## GOAL OF THE EXERCISE
Return every record verbatim.

[start DATA SUPPLIED]

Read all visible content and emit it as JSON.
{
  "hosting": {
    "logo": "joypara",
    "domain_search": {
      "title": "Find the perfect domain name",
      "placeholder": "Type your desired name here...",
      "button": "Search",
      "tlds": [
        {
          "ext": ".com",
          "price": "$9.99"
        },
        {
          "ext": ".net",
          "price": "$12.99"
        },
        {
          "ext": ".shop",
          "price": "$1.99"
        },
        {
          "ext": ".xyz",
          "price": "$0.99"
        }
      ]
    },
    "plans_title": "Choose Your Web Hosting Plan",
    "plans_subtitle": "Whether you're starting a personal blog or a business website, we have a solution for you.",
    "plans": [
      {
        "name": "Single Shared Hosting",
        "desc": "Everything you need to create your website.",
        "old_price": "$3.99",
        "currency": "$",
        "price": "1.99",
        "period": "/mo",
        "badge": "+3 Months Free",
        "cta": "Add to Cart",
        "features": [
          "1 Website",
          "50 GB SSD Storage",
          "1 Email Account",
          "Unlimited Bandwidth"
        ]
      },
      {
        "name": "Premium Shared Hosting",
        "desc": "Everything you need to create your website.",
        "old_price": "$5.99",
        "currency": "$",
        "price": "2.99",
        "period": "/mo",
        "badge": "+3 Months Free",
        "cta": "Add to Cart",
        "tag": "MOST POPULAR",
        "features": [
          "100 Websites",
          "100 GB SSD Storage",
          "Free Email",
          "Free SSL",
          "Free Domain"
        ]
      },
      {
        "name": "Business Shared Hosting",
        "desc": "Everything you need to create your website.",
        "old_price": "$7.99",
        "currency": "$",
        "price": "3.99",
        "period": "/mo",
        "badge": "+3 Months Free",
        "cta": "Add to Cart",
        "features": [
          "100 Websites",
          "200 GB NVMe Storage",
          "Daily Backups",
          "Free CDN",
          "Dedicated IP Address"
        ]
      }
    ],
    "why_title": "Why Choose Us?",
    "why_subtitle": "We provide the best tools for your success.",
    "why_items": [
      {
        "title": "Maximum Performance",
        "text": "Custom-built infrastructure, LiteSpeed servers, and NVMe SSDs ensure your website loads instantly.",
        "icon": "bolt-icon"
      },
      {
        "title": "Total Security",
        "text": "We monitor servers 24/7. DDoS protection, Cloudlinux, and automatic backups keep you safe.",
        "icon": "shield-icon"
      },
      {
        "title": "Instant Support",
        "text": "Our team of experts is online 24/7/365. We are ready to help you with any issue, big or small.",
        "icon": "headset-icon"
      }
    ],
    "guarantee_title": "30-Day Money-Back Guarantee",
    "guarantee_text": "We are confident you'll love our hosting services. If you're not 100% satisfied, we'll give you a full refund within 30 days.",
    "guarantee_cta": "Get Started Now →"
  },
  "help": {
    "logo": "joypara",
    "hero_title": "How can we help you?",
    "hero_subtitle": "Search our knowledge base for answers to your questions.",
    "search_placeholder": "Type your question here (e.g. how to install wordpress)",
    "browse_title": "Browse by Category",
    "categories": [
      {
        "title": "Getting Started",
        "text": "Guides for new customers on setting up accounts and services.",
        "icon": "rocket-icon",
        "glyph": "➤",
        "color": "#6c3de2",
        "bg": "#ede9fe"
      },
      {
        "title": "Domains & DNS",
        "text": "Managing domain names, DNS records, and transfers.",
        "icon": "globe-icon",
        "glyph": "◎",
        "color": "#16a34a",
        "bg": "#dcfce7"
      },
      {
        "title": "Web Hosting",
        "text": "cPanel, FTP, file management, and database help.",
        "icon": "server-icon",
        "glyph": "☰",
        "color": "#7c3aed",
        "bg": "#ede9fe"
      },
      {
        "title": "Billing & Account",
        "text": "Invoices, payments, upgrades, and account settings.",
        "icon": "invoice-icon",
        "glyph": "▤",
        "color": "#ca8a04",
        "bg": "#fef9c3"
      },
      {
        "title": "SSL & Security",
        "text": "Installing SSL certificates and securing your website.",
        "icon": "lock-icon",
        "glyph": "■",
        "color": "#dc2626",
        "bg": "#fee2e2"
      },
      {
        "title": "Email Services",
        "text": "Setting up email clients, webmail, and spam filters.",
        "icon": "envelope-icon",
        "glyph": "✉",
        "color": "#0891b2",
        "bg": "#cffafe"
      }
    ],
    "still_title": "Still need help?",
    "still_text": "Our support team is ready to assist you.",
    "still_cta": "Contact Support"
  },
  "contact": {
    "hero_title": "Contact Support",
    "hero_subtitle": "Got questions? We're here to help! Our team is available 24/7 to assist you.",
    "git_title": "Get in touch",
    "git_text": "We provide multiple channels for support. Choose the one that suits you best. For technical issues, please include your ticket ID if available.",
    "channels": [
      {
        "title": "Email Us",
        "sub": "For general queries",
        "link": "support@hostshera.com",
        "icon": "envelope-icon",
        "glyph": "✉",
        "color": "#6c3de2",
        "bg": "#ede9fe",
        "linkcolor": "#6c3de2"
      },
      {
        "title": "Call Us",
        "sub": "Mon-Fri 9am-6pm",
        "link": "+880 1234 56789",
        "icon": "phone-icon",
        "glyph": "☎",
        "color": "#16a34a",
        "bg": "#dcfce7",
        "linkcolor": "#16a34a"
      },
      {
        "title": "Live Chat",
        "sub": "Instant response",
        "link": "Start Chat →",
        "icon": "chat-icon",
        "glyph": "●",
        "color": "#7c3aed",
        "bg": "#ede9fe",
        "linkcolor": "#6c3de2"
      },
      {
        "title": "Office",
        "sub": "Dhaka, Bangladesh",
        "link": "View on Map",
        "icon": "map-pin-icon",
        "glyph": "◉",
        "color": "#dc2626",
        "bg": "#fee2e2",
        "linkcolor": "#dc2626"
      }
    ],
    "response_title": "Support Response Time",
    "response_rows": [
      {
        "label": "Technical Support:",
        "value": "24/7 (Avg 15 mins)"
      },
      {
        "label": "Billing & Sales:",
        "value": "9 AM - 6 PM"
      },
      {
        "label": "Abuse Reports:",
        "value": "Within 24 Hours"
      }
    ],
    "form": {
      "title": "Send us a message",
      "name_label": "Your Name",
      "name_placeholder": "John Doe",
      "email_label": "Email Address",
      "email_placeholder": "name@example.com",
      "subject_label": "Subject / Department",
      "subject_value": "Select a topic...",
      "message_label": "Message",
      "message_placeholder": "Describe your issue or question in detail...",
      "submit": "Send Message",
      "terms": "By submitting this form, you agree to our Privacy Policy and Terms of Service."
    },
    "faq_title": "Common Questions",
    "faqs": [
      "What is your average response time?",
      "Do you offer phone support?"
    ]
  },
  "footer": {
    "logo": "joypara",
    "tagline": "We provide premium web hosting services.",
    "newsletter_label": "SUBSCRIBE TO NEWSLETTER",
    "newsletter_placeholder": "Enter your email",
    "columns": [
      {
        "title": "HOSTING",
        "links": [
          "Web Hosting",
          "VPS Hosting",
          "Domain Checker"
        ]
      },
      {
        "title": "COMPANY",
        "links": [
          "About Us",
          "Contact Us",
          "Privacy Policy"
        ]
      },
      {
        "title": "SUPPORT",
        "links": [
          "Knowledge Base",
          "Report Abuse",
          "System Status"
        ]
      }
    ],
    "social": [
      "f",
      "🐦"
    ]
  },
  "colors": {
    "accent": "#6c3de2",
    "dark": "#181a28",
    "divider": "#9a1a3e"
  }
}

[end DATA SUPPLIED]

## RESULT OF THE TASK
Read all visible content and emit it as JSON.
{
  "hosting": {
    "logo": "joypara",
    "domain_search": {
      "title": "Find the perfect domain name",
      "placeholder": "Type your desired name here...",
      "button": "Search",
      "tlds": [
        {
          "ext": ".com",
          "price": "$9.99"
        },
        {
          "ext": ".net",
          "price": "$12.99"
        },
        {
          "ext": ".shop",
          "price": "$1.99"
        },
        {
          "ext": ".xyz",
          "price": "$0.99"
        }
      ]
    },
    "plans_title": "Choose Your Web Hosting Plan",
    "plans_subtitle": "Whether you're starting a personal blog or a business website, we have a solution for you.",
    "plans": [
      {
        "name": "Single Shared Hosting",
        "desc": "Everything you need to create your website.",
        "old_price": "$3.99",
        "currency": "$",
        "price": "1.99",
        "period": "/mo",
        "badge": "+3 Months Free",
        "cta": "Add to Cart",
        "features": [
          "1 Website",
          "50 GB SSD Storage",
          "1 Email Account",
          "Unlimited Bandwidth"
        ]
      },
      {
        "name": "Premium Shared Hosting",
        "desc": "Everything you need to create your website.",
        "old_price": "$5.99",
        "currency": "$",
        "price": "2.99",
        "period": "/mo",
        "badge": "+3 Months Free",
        "cta": "Add to Cart",
        "tag": "MOST POPULAR",
        "features": [
          "100 Websites",
          "100 GB SSD Storage",
          "Free Email",
          "Free SSL",
          "Free Domain"
        ]
      },
      {
        "name": "Business Shared Hosting",
        "desc": "Everything you need to create your website.",
        "old_price": "$7.99",
        "currency": "$",
        "price": "3.99",
        "period": "/mo",
        "badge": "+3 Months Free",
        "cta": "Add to Cart",
        "features": [
          "100 Websites",
          "200 GB NVMe Storage",
          "Daily Backups",
          "Free CDN",
          "Dedicated IP Address"
        ]
      }
    ],
    "why_title": "Why Choose Us?",
    "why_subtitle": "We provide the best tools for your success.",
    "why_items": [
      {
        "title": "Maximum Performance",
        "text": "Custom-built infrastructure, LiteSpeed servers, and NVMe SSDs ensure your website loads instantly.",
        "icon": "bolt-icon"
      },
      {
        "title": "Total Security",
        "text": "We monitor servers 24/7. DDoS protection, Cloudlinux, and automatic backups keep you safe.",
        "icon": "shield-icon"
      },
      {
        "title": "Instant Support",
        "text": "Our team of experts is online 24/7/365. We are ready to help you with any issue, big or small.",
        "icon": "headset-icon"
      }
    ],
    "guarantee_title": "30-Day Money-Back Guarantee",
    "guarantee_text": "We are confident you'll love our hosting services. If you're not 100% satisfied, we'll give you a full refund within 30 days.",
    "guarantee_cta": "Get Started Now →"
  },
  "help": {
    "logo": "joypara",
    "hero_title": "How can we help you?",
    "hero_subtitle": "Search our knowledge base for answers to your questions.",
    "search_placeholder": "Type your question here (e.g. how to install wordpress)",
    "browse_title": "Browse by Category",
    "categories": [
      {
        "title": "Getting Started",
        "text": "Guides for new customers on setting up accounts and services.",
        "icon": "rocket-icon",
        "glyph": "➤",
        "color": "#6c3de2",
        "bg": "#ede9fe"
      },
      {
        "title": "Domains & DNS",
        "text": "Managing domain names, DNS records, and transfers.",
        "icon": "globe-icon",
        "glyph": "◎",
        "color": "#16a34a",
        "bg": "#dcfce7"
      },
      {
        "title": "Web Hosting",
        "text": "cPanel, FTP, file management, and database help.",
        "icon": "server-icon",
        "glyph": "☰",
        "color": "#7c3aed",
        "bg": "#ede9fe"
      },
      {
        "title": "Billing & Account",
        "text": "Invoices, payments, upgrades, and account settings.",
        "icon": "invoice-icon",
        "glyph": "▤",
        "color": "#ca8a04",
        "bg": "#fef9c3"
      },
      {
        "title": "SSL & Security",
        "text": "Installing SSL certificates and securing your website.",
        "icon": "lock-icon",
        "glyph": "■",
        "color": "#dc2626",
        "bg": "#fee2e2"
      },
      {
        "title": "Email Services",
        "text": "Setting up email clients, webmail, and spam filters.",
        "icon": "envelope-icon",
        "glyph": "✉",
        "color": "#0891b2",
        "bg": "#cffafe"
      }
    ],
    "still_title": "Still need help?",
    "still_text": "Our support team is ready to assist you.",
    "still_cta": "Contact Support"
  },
  "contact": {
    "hero_title": "Contact Support",
    "hero_subtitle": "Got questions? We're here to help! Our team is available 24/7 to assist you.",
    "git_title": "Get in touch",
    "git_text": "We provide multiple channels for support. Choose the one that suits you best. For technical issues, please include your ticket ID if available.",
    "channels": [
      {
        "title": "Email Us",
        "sub": "For general queries",
        "link": "support@hostshera.com",
        "icon": "envelope-icon",
        "glyph": "✉",
        "color": "#6c3de2",
        "bg": "#ede9fe",
        "linkcolor": "#6c3de2"
      },
      {
        "title": "Call Us",
        "sub": "Mon-Fri 9am-6pm",
        "link": "+880 1234 56789",
        "icon": "phone-icon",
        "glyph": "☎",
        "color": "#16a34a",
        "bg": "#dcfce7",
        "linkcolor": "#16a34a"
      },
      {
        "title": "Live Chat",
        "sub": "Instant response",
        "link": "Start Chat →",
        "icon": "chat-icon",
        "glyph": "●",
        "color": "#7c3aed",
        "bg": "#ede9fe",
        "linkcolor": "#6c3de2"
      },
      {
        "title": "Office",
        "sub": "Dhaka, Bangladesh",
        "link": "View on Map",
        "icon": "map-pin-icon",
        "glyph": "◉",
        "color": "#dc2626",
        "bg": "#fee2e2",
        "linkcolor": "#dc2626"
      }
    ],
    "response_title": "Support Response Time",
    "response_rows": [
      {
        "label": "Technical Support:",
        "value": "24/7 (Avg 15 mins)"
      },
      {
        "label": "Billing & Sales:",
        "value": "9 AM - 6 PM"
      },
      {
        "label": "Abuse Reports:",
        "value": "Within 24 Hours"
      }
    ],
    "form": {
      "title": "Send us a message",
      "name_label": "Your Name",
      "name_placeholder": "John Doe",
      "email_label": "Email Address",
      "email_placeholder": "name@example.com",
      "subject_label": "Subject / Department",
      "subject_value": "Select a topic...",
      "message_label": "Message",
      "message_placeholder": "Describe your issue or question in detail...",
      "submit": "Send Message",
      "terms": "By submitting this form, you agree to our Privacy Policy and Terms of Service."
    },
    "faq_title": "Common Questions",
    "faqs": [
      "What is your average response time?",
      "Do you offer phone support?"
    ]
  },
  "footer": {
    "logo": "joypara",
    "tagline": "We provide premium web hosting services.",
    "newsletter_label": "SUBSCRIBE TO NEWSLETTER",
    "newsletter_placeholder": "Enter your email",
    "columns": [
      {
        "title": "HOSTING",
        "links": [
          "Web Hosting",
          "VPS Hosting",
          "Domain Checker"
        ]
      },
      {
        "title": "COMPANY",
        "links": [
          "About Us",
          "Contact Us",
          "Privacy Policy"
        ]
      },
      {
        "title": "SUPPORT",
        "links": [
          "Knowledge Base",
          "Report Abuse",
          "System Status"
        ]
      }
    ],
    "social": [
      "f",
      "🐦"
    ]
  },
  "colors": {
    "accent": "#6c3de2",
    "dark": "#181a28",
    "divider": "#9a1a3e"
  }
}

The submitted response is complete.